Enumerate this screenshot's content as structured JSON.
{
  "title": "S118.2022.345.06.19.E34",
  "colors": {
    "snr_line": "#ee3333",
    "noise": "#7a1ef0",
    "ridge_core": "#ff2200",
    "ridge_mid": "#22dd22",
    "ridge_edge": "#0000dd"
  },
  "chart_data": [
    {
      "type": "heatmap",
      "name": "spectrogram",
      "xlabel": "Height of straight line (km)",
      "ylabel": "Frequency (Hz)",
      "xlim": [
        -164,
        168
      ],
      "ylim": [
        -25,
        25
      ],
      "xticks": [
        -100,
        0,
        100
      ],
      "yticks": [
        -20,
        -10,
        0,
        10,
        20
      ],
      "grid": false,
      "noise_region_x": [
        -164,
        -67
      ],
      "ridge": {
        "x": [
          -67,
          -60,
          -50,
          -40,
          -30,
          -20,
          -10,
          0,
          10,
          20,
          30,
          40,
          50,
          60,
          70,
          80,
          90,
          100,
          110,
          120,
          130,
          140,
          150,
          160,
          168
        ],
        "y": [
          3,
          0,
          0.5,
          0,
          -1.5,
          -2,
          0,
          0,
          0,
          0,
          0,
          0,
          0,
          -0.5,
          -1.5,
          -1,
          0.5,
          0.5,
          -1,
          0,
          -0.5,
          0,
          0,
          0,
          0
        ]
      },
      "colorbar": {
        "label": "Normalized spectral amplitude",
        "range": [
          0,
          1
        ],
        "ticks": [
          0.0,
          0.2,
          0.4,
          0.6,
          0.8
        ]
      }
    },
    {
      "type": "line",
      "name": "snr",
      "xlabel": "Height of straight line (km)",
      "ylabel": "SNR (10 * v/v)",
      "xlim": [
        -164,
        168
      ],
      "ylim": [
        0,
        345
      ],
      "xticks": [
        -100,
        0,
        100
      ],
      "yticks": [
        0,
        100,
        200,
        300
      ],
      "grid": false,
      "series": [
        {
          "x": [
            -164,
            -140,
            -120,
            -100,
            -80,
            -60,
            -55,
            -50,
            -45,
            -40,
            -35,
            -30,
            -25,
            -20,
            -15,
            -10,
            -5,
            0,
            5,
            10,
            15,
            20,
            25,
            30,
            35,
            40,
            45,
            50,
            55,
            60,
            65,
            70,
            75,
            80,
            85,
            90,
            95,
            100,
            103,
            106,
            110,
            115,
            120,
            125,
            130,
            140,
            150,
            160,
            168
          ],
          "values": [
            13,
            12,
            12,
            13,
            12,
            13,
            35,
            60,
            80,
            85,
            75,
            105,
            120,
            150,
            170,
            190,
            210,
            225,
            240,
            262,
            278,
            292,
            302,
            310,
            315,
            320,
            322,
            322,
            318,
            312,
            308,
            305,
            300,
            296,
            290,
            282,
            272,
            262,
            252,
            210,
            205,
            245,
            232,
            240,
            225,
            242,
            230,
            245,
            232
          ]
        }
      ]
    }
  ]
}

====

** Problem to work on **
Write the material out again in its entirety, exactly as shown.

** Exercise output **
Enumerate this screenshot's content as structured JSON.
{
  "title": "S118.2022.345.06.19.E34",
  "colors": {
    "snr_line": "#ee3333",
    "noise": "#7a1ef0",
    "ridge_core": "#ff2200",
    "ridge_mid": "#22dd22",
    "ridge_edge": "#0000dd"
  },
  "chart_data": [
    {
      "type": "heatmap",
      "name": "spectrogram",
      "xlabel": "Height of straight line (km)",
      "ylabel": "Frequency (Hz)",
      "xlim": [
        -164,
        168
      ],
      "ylim": [
        -25,
        25
      ],
      "xticks": [
        -100,
        0,
        100
      ],
      "yticks": [
        -20,
        -10,
        0,
        10,
        20
      ],
      "grid": false,
      "noise_region_x": [
        -164,
        -67
      ],
      "ridge": {
        "x": [
          -67,
          -60,
          -50,
          -40,
          -30,
          -20,
          -10,
          0,
          10,
          20,
          30,
          40,
          50,
          60,
          70,
          80,
          90,
          100,
          110,
          120,
          130,
          140,
          150,
          160,
          168
        ],
        "y": [
          3,
          0,
          0.5,
          0,
          -1.5,
          -2,
          0,
          0,
          0,
          0,
          0,
          0,
          0,
          -0.5,
          -1.5,
          -1,
          0.5,
          0.5,
          -1,
          0,
          -0.5,
          0,
          0,
          0,
          0
        ]
      },
      "colorbar": {
        "label": "Normalized spectral amplitude",
        "range": [
          0,
          1
        ],
        "ticks": [
          0.0,
          0.2,
          0.4,
          0.6,
          0.8
        ]
      }
    },
    {
      "type": "line",
      "name": "snr",
      "xlabel": "Height of straight line (km)",
      "ylabel": "SNR (10 * v/v)",
      "xlim": [
        -164,
        168
      ],
      "ylim": [
        0,
        345
      ],
      "xticks": [
        -100,
        0,
        100
      ],
      "yticks": [
        0,
        100,
        200,
        300
      ],
      "grid": false,
      "series": [
        {
          "x": [
            -164,
            -140,
            -120,
            -100,
            -80,
            -60,
            -55,
            -50,
            -45,
            -40,
            -35,
            -30,
            -25,
            -20,
            -15,
            -10,
            -5,
            0,
            5,
            10,
            15,
            20,
            25,
            30,
            35,
            40,
            45,
            50,
            55,
            60,
            65,
            70,
            75,
            80,
            85,
            90,
            95,
            100,
            103,
            106,
            110,
            115,
            120,
            125,
            130,
            140,
            150,
            160,
            168
          ],
          "values": [
            13,
            12,
            12,
            13,
            12,
            13,
            35,
            60,
            80,
            85,
            75,
            105,
            120,
            150,
            170,
            190,
            210,
            225,
            240,
            262,
            278,
            292,
            302,
            310,
            315,
            320,
            322,
            322,
            318,
            312,
            308,
            305,
            300,
            296,
            290,
            282,
            272,
            262,
            252,
            210,
            205,
            245,
            232,
            240,
            225,
            242,
            230,
            245,
            232
          ]
        }
      ]
    }
  ]
}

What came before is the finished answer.